** PROBLEM REQUIREMENTS **
Transcribe the lines exactly, beginning with the one that contains "Give me a plain-text" and ending with the final line of the records. Do not transcribe pictures.

** EXCERPTED DATA **

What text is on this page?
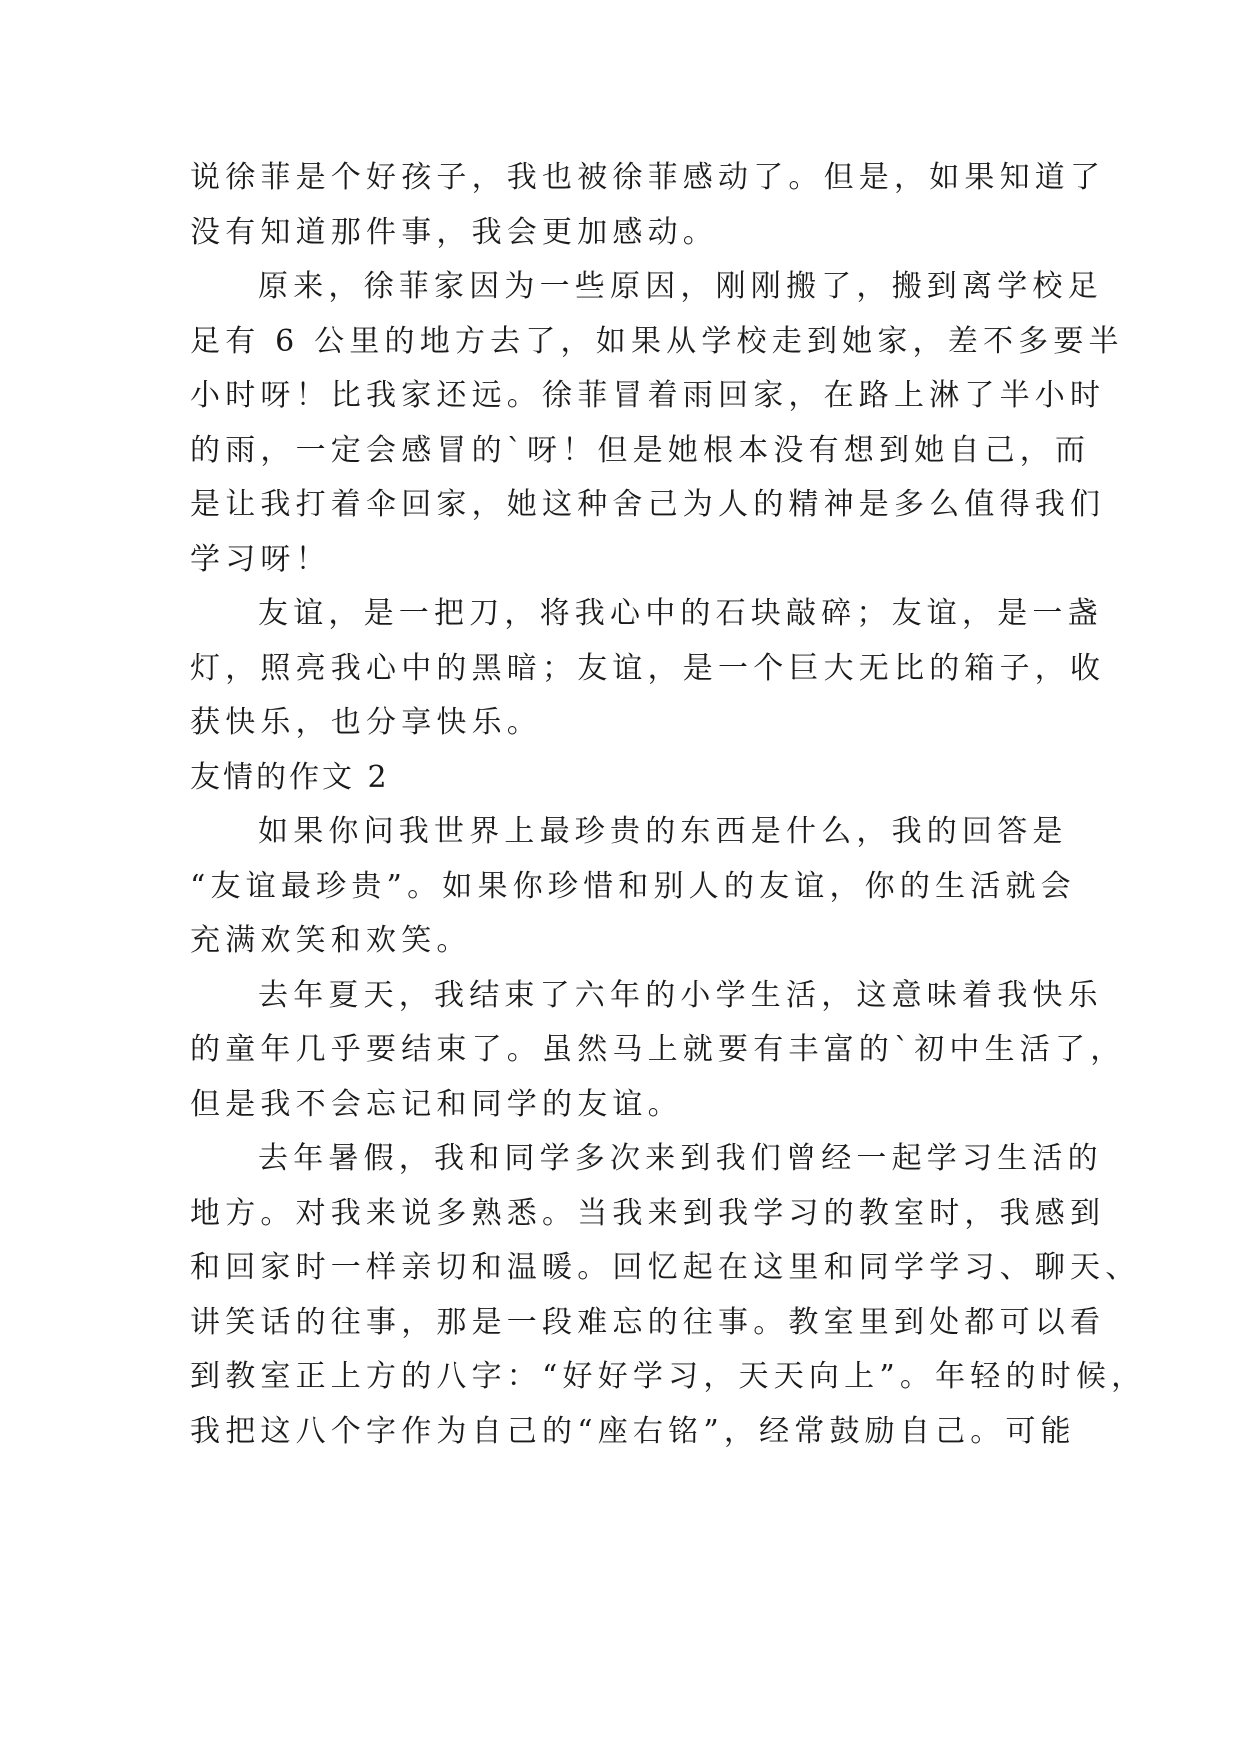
说徐菲是个好孩子，我也被徐菲感动了。但是，如果知道了
没有知道那件事，我会更加感动。
原来，徐菲家因为一些原因，刚刚搬了，搬到离学校足
足有 6 公里的地方去了，如果从学校走到她家，差不多要半
小时呀！比我家还远。徐菲冒着雨回家，在路上淋了半小时
的雨，一定会感冒的`呀！但是她根本没有想到她自己，而
是让我打着伞回家，她这种舍己为人的精神是多么值得我们
学习呀！
友谊，是一把刀，将我心中的石块敲碎；友谊，是一盏
灯，照亮我心中的黑暗；友谊，是一个巨大无比的箱子，收
获快乐，也分享快乐。
友情的作文 2
如果你问我世界上最珍贵的东西是什么，我的回答是
“友谊最珍贵”。如果你珍惜和别人的友谊，你的生活就会
充满欢笑和欢笑。
去年夏天，我结束了六年的小学生活，这意味着我快乐
的童年几乎要结束了。虽然马上就要有丰富的`初中生活了，
但是我不会忘记和同学的友谊。
去年暑假，我和同学多次来到我们曾经一起学习生活的
地方。对我来说多熟悉。当我来到我学习的教室时，我感到
和回家时一样亲切和温暖。回忆起在这里和同学学习、聊天、
讲笑话的往事，那是一段难忘的往事。教室里到处都可以看
到教室正上方的八字：“好好学习，天天向上”。年轻的时候，
我把这八个字作为自己的“座右铭”，经常鼓励自己。可能
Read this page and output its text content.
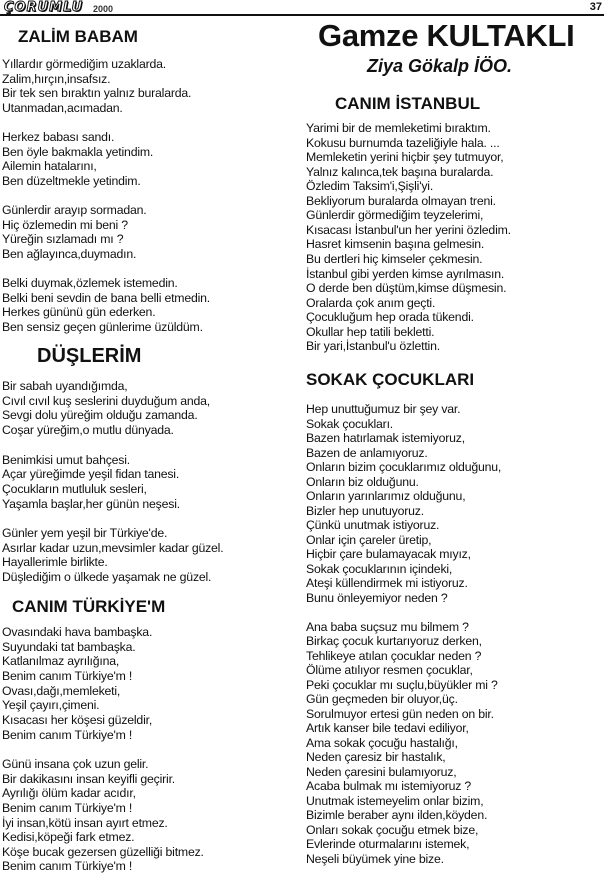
ÇORUMLU 2000	37
Gamze KULTAKLI
Ziya Gökalp İÖO.
ZALİM BABAM
Yıllardır görmediğim uzaklarda.
Zalim,hırçın,insafsız.
Bir tek sen bıraktın yalnız buralarda.
Utanmadan,acımadan.
Herkez babası sandı.
Ben öyle bakmakla yetindim.
Ailemin hatalarını,
Ben düzeltmekle yetindim.
Günlerdir arayıp sormadan.
Hiç özlemedin mi beni ?
Yüreğin sızlamadı mı ?
Ben ağlayınca,duymadın.
Belki duymak,özlemek istemedin.
Belki beni sevdin de bana belli etmedin.
Herkes gününü gün ederken.
Ben sensiz geçen günlerime üzüldüm.
DÜŞLERİM
Bir sabah uyandığımda,
Cıvıl cıvıl kuş seslerini duyduğum anda,
Sevgi dolu yüreğim olduğu zamanda.
Coşar yüreğim,o mutlu dünyada.
Benimkisi umut bahçesi.
Açar yüreğimde yeşil fidan tanesi.
Çocukların mutluluk sesleri,
Yaşamla başlar,her günün neşesi.
Günler yem yeşil bir Türkiye'de.
Asırlar kadar uzun,mevsimler kadar güzel.
Hayallerimle birlikte.
Düşlediğim o ülkede yaşamak ne güzel.
CANIM TÜRKİYE'M
Ovasındaki hava bambaşka.
Suyundaki tat bambaşka.
Katlanılmaz ayrılığına,
Benim canım Türkiye'm !
Ovası,dağı,memleketi,
Yeşil çayırı,çimeni.
Kısacası her köşesi güzeldir,
Benim canım Türkiye'm !
Günü insana çok uzun gelir.
Bir dakikasını insan keyifli geçirir.
Ayrılığı ölüm kadar acıdır,
Benim canım Türkiye'm !
İyi insan,kötü insan ayırt etmez.
Kedisi,köpeği fark etmez.
Köşe bucak gezersen güzelliği bitmez.
Benim canım Türkiye'm !
CANIM İSTANBUL
Yarimi bir de memleketimi bıraktım.
Kokusu burnumda tazeliğiyle hala. ...
Memleketin yerini hiçbir şey tutmuyor,
Yalnız kalınca,tek başına buralarda.
Özledim Taksim'i,Şişli'yi.
Bekliyorum buralarda olmayan treni.
Günlerdir görmediğim teyzelerimi,
Kısacası İstanbul'un her yerini özledim.
Hasret kimsenin başına gelmesin.
Bu dertleri hiç kimseler çekmesin.
İstanbul gibi yerden kimse ayrılmasın.
O derde ben düştüm,kimse düşmesin.
Oralarda çok anım geçti.
Çocukluğum hep orada tükendi.
Okullar hep tatili bekletti.
Bir yari,İstanbul'u özlettin.
SOKAK ÇOCUKLARI
Hep unuttuğumuz bir şey var.
Sokak çocukları.
Bazen hatırlamak istemiyoruz,
Bazen de anlamıyoruz.
Onların bizim çocuklarımız olduğunu,
Onların biz olduğunu.
Onların yarınlarımız olduğunu,
Bizler hep unutuyoruz.
Çünkü unutmak istiyoruz.
Onlar için çareler üretip,
Hiçbir çare bulamayacak mıyız,
Sokak çocuklarının içindeki,
Ateşi küllendirmek mi istiyoruz.
Bunu önleyemiyor neden ?
Ana baba suçsuz mu bilmem ?
Birkaç çocuk kurtarıyoruz derken,
Tehlikeye atılan çocuklar neden ?
Ölüme atılıyor resmen çocuklar,
Peki çocuklar mı suçlu,büyükler mi ?
Gün geçmeden bir oluyor,üç.
Sorulmuyor ertesi gün neden on bir.
Artık kanser bile tedavi ediliyor,
Ama sokak çocuğu hastalığı,
Neden çaresiz bir hastalık,
Neden çaresini bulamıyoruz,
Acaba bulmak mı istemiyoruz ?
Unutmak istemeyelim onlar bizim,
Bizimle beraber aynı ilden,köyden.
Onları sokak çocuğu etmek bize,
Evlerinde oturmalarını istemek,
Neşeli büyümek yine bize.
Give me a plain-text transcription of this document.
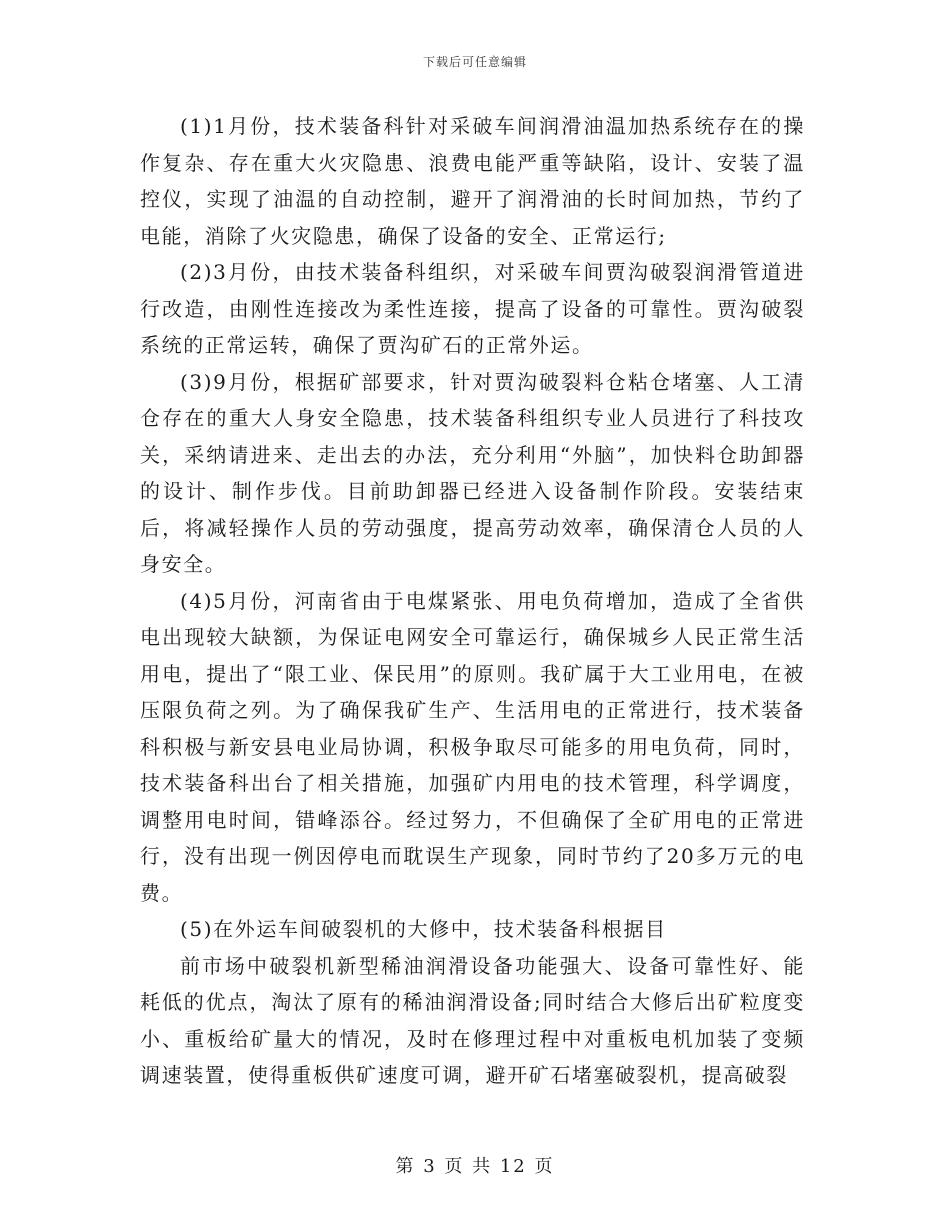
下载后可任意编辑

(1)1月份，技术装备科针对采破车间润滑油温加热系统存在的操作复杂、存在重大火灾隐患、浪费电能严重等缺陷，设计、安装了温控仪，实现了油温的自动控制，避开了润滑油的长时间加热，节约了电能，消除了火灾隐患，确保了设备的安全、正常运行;

(2)3月份，由技术装备科组织，对采破车间贾沟破裂润滑管道进行改造，由刚性连接改为柔性连接，提高了设备的可靠性。贾沟破裂系统的正常运转，确保了贾沟矿石的正常外运。

(3)9月份，根据矿部要求，针对贾沟破裂料仓粘仓堵塞、人工清仓存在的重大人身安全隐患，技术装备科组织专业人员进行了科技攻关，采纳请进来、走出去的办法，充分利用“外脑”，加快料仓助卸器的设计、制作步伐。目前助卸器已经进入设备制作阶段。安装结束后，将减轻操作人员的劳动强度，提高劳动效率，确保清仓人员的人身安全。

(4)5月份，河南省由于电煤紧张、用电负荷增加，造成了全省供电出现较大缺额，为保证电网安全可靠运行，确保城乡人民正常生活用电，提出了“限工业、保民用”的原则。我矿属于大工业用电，在被压限负荷之列。为了确保我矿生产、生活用电的正常进行，技术装备科积极与新安县电业局协调，积极争取尽可能多的用电负荷，同时，技术装备科出台了相关措施，加强矿内用电的技术管理，科学调度，调整用电时间，错峰添谷。经过努力，不但确保了全矿用电的正常进行，没有出现一例因停电而耽误生产现象，同时节约了20多万元的电费。

(5)在外运车间破裂机的大修中，技术装备科根据目

前市场中破裂机新型稀油润滑设备功能强大、设备可靠性好、能耗低的优点，淘汰了原有的稀油润滑设备;同时结合大修后出矿粒度变小、重板给矿量大的情况，及时在修理过程中对重板电机加装了变频调速装置，使得重板供矿速度可调，避开矿石堵塞破裂机，提高破裂

第 3 页 共 12 页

** FINISHED EXERCISE **
Give me a plain-text transcription of this document.
下载后可任意编辑

(1)1月份，技术装备科针对采破车间润滑油温加热系统存在的操作复杂、存在重大火灾隐患、浪费电能严重等缺陷，设计、安装了温控仪，实现了油温的自动控制，避开了润滑油的长时间加热，节约了电能，消除了火灾隐患，确保了设备的安全、正常运行;

(2)3月份，由技术装备科组织，对采破车间贾沟破裂润滑管道进行改造，由刚性连接改为柔性连接，提高了设备的可靠性。贾沟破裂系统的正常运转，确保了贾沟矿石的正常外运。

(3)9月份，根据矿部要求，针对贾沟破裂料仓粘仓堵塞、人工清仓存在的重大人身安全隐患，技术装备科组织专业人员进行了科技攻关，采纳请进来、走出去的办法，充分利用“外脑”，加快料仓助卸器的设计、制作步伐。目前助卸器已经进入设备制作阶段。安装结束后，将减轻操作人员的劳动强度，提高劳动效率，确保清仓人员的人身安全。

(4)5月份，河南省由于电煤紧张、用电负荷增加，造成了全省供电出现较大缺额，为保证电网安全可靠运行，确保城乡人民正常生活用电，提出了“限工业、保民用”的原则。我矿属于大工业用电，在被压限负荷之列。为了确保我矿生产、生活用电的正常进行，技术装备科积极与新安县电业局协调，积极争取尽可能多的用电负荷，同时，技术装备科出台了相关措施，加强矿内用电的技术管理，科学调度，调整用电时间，错峰添谷。经过努力，不但确保了全矿用电的正常进行，没有出现一例因停电而耽误生产现象，同时节约了20多万元的电费。

(5)在外运车间破裂机的大修中，技术装备科根据目

前市场中破裂机新型稀油润滑设备功能强大、设备可靠性好、能耗低的优点，淘汰了原有的稀油润滑设备;同时结合大修后出矿粒度变小、重板给矿量大的情况，及时在修理过程中对重板电机加装了变频调速装置，使得重板供矿速度可调，避开矿石堵塞破裂机，提高破裂

第 3 页 共 12 页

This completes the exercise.